◆ **Supplied material**:
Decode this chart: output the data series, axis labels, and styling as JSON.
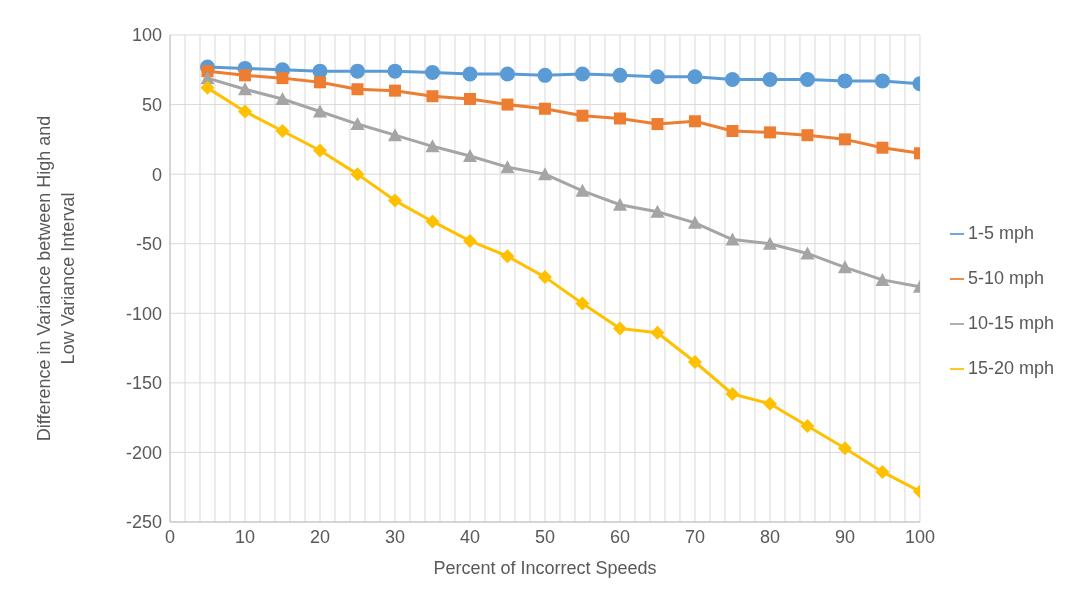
{
  "chart_data": {
    "type": "line",
    "xlabel": "Percent of Incorrect Speeds",
    "ylabel": "Difference in Variance between High and Low Variance Interval",
    "x": [
      5,
      10,
      15,
      20,
      25,
      30,
      35,
      40,
      45,
      50,
      55,
      60,
      65,
      70,
      75,
      80,
      85,
      90,
      95,
      100
    ],
    "series": [
      {
        "name": "1-5 mph",
        "color": "#5b9bd5",
        "marker": "circle",
        "values": [
          77,
          76,
          75,
          74,
          74,
          74,
          73,
          72,
          72,
          71,
          72,
          71,
          70,
          70,
          68,
          68,
          68,
          67,
          67,
          65
        ]
      },
      {
        "name": "5-10 mph",
        "color": "#ed7d31",
        "marker": "square",
        "values": [
          74,
          71,
          69,
          66,
          61,
          60,
          56,
          54,
          50,
          47,
          42,
          40,
          36,
          38,
          31,
          30,
          28,
          25,
          19,
          15
        ]
      },
      {
        "name": "10-15 mph",
        "color": "#a5a5a5",
        "marker": "triangle",
        "values": [
          69,
          61,
          54,
          45,
          36,
          28,
          20,
          13,
          5,
          0,
          -12,
          -22,
          -27,
          -35,
          -47,
          -50,
          -57,
          -67,
          -76,
          -81
        ]
      },
      {
        "name": "15-20 mph",
        "color": "#ffc000",
        "marker": "diamond",
        "values": [
          62,
          45,
          31,
          17,
          0,
          -19,
          -34,
          -48,
          -59,
          -74,
          -93,
          -111,
          -114,
          -135,
          -158,
          -165,
          -181,
          -197,
          -214,
          -228
        ]
      }
    ],
    "xlim": [
      0,
      100
    ],
    "xticks": [
      0,
      {
        "value": 2,
        "label": null
      },
      {
        "value": 4,
        "label": null
      },
      {
        "value": 6,
        "label": null
      },
      {
        "value": 8,
        "label": null
      },
      10,
      {
        "value": 12,
        "label": null
      },
      {
        "value": 14,
        "label": null
      },
      {
        "value": 16,
        "label": null
      },
      {
        "value": 18,
        "label": null
      },
      20,
      {
        "value": 22,
        "label": null
      },
      {
        "value": 24,
        "label": null
      },
      {
        "value": 26,
        "label": null
      },
      {
        "value": 28,
        "label": null
      },
      30,
      {
        "value": 32,
        "label": null
      },
      {
        "value": 34,
        "label": null
      },
      {
        "value": 36,
        "label": null
      },
      {
        "value": 38,
        "label": null
      },
      40,
      {
        "value": 42,
        "label": null
      },
      {
        "value": 44,
        "label": null
      },
      {
        "value": 46,
        "label": null
      },
      {
        "value": 48,
        "label": null
      },
      50,
      {
        "value": 52,
        "label": null
      },
      {
        "value": 54,
        "label": null
      },
      {
        "value": 56,
        "label": null
      },
      {
        "value": 58,
        "label": null
      },
      60,
      {
        "value": 62,
        "label": null
      },
      {
        "value": 64,
        "label": null
      },
      {
        "value": 66,
        "label": null
      },
      {
        "value": 68,
        "label": null
      },
      70,
      {
        "value": 72,
        "label": null
      },
      {
        "value": 74,
        "label": null
      },
      {
        "value": 76,
        "label": null
      },
      {
        "value": 78,
        "label": null
      },
      80,
      {
        "value": 82,
        "label": null
      },
      {
        "value": 84,
        "label": null
      },
      {
        "value": 86,
        "label": null
      },
      {
        "value": 88,
        "label": null
      },
      90,
      {
        "value": 92,
        "label": null
      },
      {
        "value": 94,
        "label": null
      },
      {
        "value": 96,
        "label": null
      },
      {
        "value": 98,
        "label": null
      },
      100
    ],
    "ylim": [
      -250,
      100
    ],
    "yticks": [
      -250,
      -200,
      -150,
      -100,
      -50,
      0,
      50,
      100
    ],
    "grid": true,
    "legend": "right",
    "line_style": "solid"
  }
}
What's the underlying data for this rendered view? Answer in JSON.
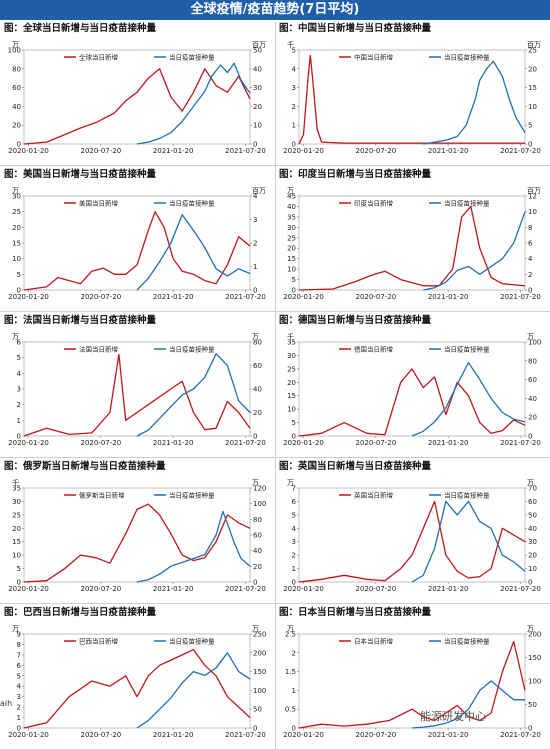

◆ **Exercise directions**:
Find the lines containing "series" and list every one of them.

◆ **Task output**:
Decode this chart: output the data series, axis labels, and styling as JSON.
    "series": [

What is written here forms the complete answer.